WHAT IS EXPECTED:
Set each record down exactly, excluding all images.

══════

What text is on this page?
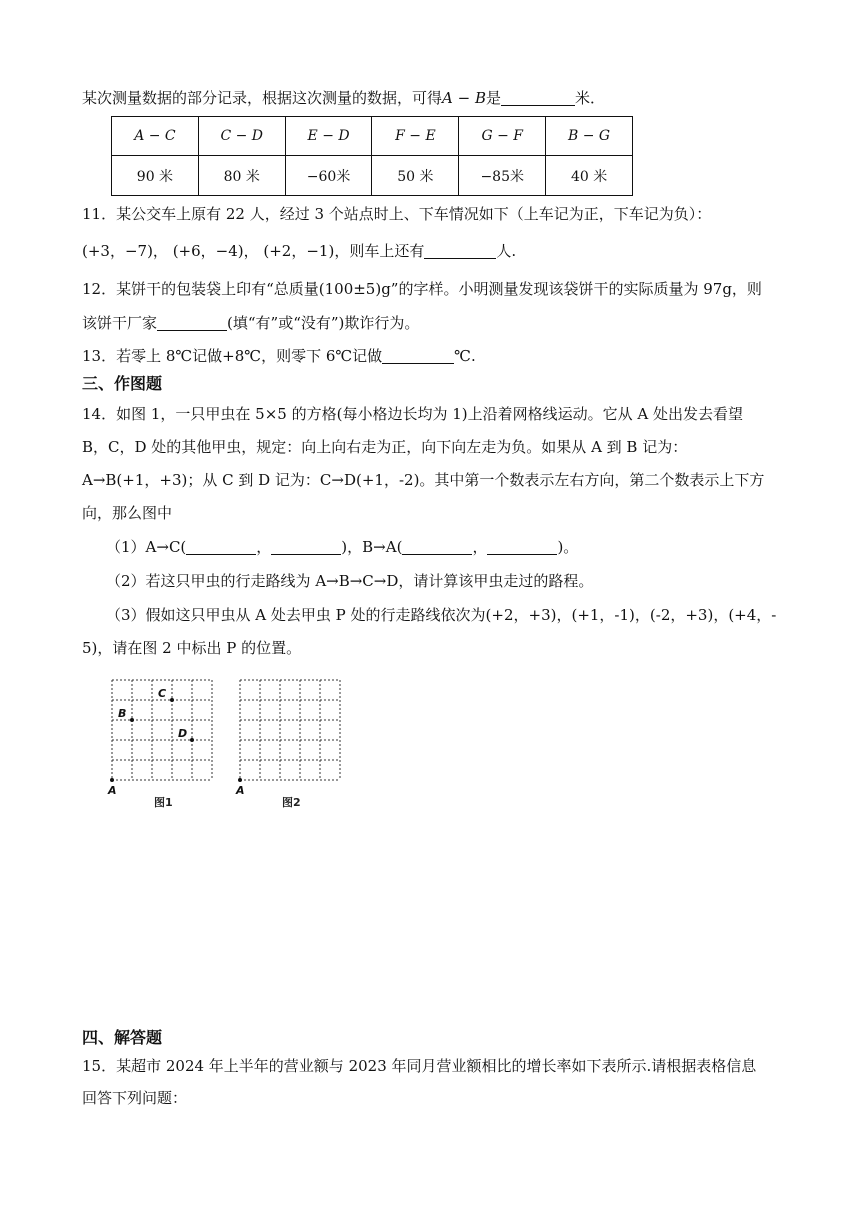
某次测量数据的部分记录，根据这次测量的数据，可得A − B是	米．
A − C	C − D	E − D	F − E	G − F	B − G
90 米	80 米	−60米	50 米	−85米	40 米
11．某公交车上原有 22 人，经过 3 个站点时上、下车情况如下（上车记为正，下车记为负）：
(+3，−7)， (+6，−4)， (+2，−1)，则车上还有	人.
12．某饼干的包装袋上印有“总质量(100±5)g”的字样。小明测量发现该袋饼干的实际质量为 97g，则
该饼干厂家	(填“有”或“没有”)欺诈行为。
13．若零上 8℃记做+8℃，则零下 6℃记做	℃.
三、作图题
14．如图 1，一只甲虫在 5×5 的方格(每小格边长均为 1)上沿着网格线运动。它从 A 处出发去看望
B，C，D 处的其他甲虫，规定：向上向右走为正，向下向左走为负。如果从 A 到 B 记为：
A→B(+1，+3)；从 C 到 D 记为：C→D(+1，-2)。其中第一个数表示左右方向，第二个数表示上下方
向，那么图中
（1）A→C(	，	)，B→A(	，	)。
（2）若这只甲虫的行走路线为 A→B→C→D，请计算该甲虫走过的路程。
（3）假如这只甲虫从 A 处去甲虫 P 处的行走路线依次为(+2，+3)，(+1，-1)，(-2，+3)，(+4，-
5)，请在图 2 中标出 P 的位置。
A
B
C
D
图1
A
图2
四、解答题
15．某超市 2024 年上半年的营业额与 2023 年同月营业额相比的增长率如下表所示.请根据表格信息
回答下列问题：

══════

REPLY:
What text is on this page?
某次测量数据的部分记录，根据这次测量的数据，可得A − B是	米．
A − C	C − D	E − D	F − E	G − F	B − G
90 米	80 米	−60米	50 米	−85米	40 米
11．某公交车上原有 22 人，经过 3 个站点时上、下车情况如下（上车记为正，下车记为负）：
(+3，−7)， (+6，−4)， (+2，−1)，则车上还有	人.
12．某饼干的包装袋上印有“总质量(100±5)g”的字样。小明测量发现该袋饼干的实际质量为 97g，则
该饼干厂家	(填“有”或“没有”)欺诈行为。
13．若零上 8℃记做+8℃，则零下 6℃记做	℃.
三、作图题
14．如图 1，一只甲虫在 5×5 的方格(每小格边长均为 1)上沿着网格线运动。它从 A 处出发去看望
B，C，D 处的其他甲虫，规定：向上向右走为正，向下向左走为负。如果从 A 到 B 记为：
A→B(+1，+3)；从 C 到 D 记为：C→D(+1，-2)。其中第一个数表示左右方向，第二个数表示上下方
向，那么图中
（1）A→C(	，	)，B→A(	，	)。
（2）若这只甲虫的行走路线为 A→B→C→D，请计算该甲虫走过的路程。
（3）假如这只甲虫从 A 处去甲虫 P 处的行走路线依次为(+2，+3)，(+1，-1)，(-2，+3)，(+4，-
5)，请在图 2 中标出 P 的位置。
A
B
C
D
图1
A
图2
四、解答题
15．某超市 2024 年上半年的营业额与 2023 年同月营业额相比的增长率如下表所示.请根据表格信息
回答下列问题：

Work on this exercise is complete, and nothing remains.